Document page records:
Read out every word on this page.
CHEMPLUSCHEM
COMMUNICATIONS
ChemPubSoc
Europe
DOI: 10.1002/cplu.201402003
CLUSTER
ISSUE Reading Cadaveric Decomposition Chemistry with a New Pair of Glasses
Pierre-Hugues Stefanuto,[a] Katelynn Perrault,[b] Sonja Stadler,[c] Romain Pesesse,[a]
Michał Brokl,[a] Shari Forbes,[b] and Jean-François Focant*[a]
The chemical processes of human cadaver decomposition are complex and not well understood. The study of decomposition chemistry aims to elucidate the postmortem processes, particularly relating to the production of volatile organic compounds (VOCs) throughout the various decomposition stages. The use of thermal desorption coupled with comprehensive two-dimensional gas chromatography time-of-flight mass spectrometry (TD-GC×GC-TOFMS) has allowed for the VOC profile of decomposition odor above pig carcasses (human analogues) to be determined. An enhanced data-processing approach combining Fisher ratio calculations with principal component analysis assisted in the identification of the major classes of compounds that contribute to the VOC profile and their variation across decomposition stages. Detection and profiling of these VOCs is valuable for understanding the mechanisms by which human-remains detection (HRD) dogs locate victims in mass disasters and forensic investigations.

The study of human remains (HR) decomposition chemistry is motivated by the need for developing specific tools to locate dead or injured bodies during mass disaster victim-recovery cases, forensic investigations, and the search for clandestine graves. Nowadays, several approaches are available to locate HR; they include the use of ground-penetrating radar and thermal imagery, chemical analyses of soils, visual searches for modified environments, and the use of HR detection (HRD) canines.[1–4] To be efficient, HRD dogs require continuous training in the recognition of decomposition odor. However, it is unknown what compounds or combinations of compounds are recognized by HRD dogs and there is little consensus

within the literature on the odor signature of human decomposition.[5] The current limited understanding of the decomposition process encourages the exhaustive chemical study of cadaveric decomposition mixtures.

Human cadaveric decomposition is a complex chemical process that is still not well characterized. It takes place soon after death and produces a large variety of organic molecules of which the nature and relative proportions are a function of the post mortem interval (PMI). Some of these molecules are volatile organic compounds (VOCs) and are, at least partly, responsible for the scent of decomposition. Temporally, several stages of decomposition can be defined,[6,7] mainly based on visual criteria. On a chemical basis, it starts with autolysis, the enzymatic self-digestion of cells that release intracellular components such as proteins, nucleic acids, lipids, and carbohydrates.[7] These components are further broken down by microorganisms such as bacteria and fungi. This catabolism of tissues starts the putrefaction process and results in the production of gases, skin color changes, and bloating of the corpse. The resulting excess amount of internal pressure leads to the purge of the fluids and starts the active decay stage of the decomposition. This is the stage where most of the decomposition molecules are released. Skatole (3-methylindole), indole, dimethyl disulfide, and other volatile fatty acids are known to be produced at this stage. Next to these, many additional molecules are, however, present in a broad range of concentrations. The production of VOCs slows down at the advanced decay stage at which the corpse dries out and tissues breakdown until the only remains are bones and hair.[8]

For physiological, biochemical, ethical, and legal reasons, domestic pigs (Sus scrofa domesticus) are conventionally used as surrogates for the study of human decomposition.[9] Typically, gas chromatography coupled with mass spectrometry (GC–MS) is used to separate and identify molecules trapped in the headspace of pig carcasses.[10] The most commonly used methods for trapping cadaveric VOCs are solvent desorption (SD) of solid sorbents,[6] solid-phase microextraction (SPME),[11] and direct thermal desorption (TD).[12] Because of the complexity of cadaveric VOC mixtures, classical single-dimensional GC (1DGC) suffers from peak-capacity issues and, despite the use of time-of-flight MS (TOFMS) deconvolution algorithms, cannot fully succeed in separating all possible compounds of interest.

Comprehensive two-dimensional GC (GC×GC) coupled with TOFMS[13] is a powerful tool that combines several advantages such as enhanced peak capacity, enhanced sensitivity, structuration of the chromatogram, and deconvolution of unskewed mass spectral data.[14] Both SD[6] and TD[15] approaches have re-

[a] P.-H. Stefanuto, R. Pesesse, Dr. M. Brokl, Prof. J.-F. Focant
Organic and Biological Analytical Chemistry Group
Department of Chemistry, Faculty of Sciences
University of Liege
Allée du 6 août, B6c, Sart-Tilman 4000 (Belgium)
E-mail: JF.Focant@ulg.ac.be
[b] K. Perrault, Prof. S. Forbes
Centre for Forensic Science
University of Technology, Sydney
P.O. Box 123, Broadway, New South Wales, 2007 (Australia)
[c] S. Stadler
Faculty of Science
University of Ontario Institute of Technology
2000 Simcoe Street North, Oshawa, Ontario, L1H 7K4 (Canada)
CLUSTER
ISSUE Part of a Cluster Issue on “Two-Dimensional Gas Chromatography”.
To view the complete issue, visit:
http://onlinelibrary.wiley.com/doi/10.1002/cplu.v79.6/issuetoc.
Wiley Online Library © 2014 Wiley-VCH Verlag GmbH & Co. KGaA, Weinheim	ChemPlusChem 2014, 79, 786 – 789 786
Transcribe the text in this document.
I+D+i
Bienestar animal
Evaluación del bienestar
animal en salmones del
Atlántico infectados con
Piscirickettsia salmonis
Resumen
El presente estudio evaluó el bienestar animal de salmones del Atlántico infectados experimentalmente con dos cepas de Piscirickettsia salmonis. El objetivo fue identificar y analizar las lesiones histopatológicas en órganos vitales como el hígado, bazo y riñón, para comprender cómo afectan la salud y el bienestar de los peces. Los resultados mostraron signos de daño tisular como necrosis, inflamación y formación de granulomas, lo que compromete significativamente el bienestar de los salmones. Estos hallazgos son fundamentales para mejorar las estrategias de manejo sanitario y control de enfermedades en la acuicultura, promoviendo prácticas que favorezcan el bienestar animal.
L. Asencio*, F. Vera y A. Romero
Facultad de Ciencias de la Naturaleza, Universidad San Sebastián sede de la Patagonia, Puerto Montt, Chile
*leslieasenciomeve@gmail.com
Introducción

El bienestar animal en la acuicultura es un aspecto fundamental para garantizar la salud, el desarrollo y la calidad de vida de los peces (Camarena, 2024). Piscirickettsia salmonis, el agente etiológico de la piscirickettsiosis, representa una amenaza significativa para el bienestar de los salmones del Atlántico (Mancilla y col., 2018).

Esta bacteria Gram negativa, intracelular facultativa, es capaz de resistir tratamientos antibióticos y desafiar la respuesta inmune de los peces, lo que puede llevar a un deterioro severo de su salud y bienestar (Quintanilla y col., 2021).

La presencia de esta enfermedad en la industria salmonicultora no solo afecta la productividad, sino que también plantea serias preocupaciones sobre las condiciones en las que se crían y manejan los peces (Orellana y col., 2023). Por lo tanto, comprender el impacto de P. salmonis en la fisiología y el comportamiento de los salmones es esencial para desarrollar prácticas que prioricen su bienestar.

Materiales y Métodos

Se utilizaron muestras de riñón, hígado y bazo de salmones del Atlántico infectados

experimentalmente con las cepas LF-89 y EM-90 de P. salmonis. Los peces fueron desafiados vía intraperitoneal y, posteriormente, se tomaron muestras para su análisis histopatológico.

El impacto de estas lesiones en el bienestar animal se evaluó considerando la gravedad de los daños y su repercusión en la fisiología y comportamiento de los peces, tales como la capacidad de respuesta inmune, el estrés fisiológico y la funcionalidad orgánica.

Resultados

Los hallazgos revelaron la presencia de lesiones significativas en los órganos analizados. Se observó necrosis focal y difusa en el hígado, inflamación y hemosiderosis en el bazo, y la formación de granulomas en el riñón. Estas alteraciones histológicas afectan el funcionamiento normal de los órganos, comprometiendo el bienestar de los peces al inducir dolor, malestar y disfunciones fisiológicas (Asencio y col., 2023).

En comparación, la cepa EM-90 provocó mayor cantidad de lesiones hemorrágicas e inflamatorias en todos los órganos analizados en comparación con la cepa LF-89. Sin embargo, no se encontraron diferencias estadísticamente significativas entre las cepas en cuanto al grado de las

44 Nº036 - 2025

## Task to complete:
Whenever the string "muestras" shows up in a line of the entries, copy that line.

## Output of the exercise:
Se utilizaron muestras de riñón, hígado y bazo de salmones del Atlántico infectados
experimentalmente con las cepas LF-89 y EM-90 de P. salmonis. Los peces fueron desafiados vía intraperitoneal y, posteriormente, se tomaron muestras para su análisis histopatológico.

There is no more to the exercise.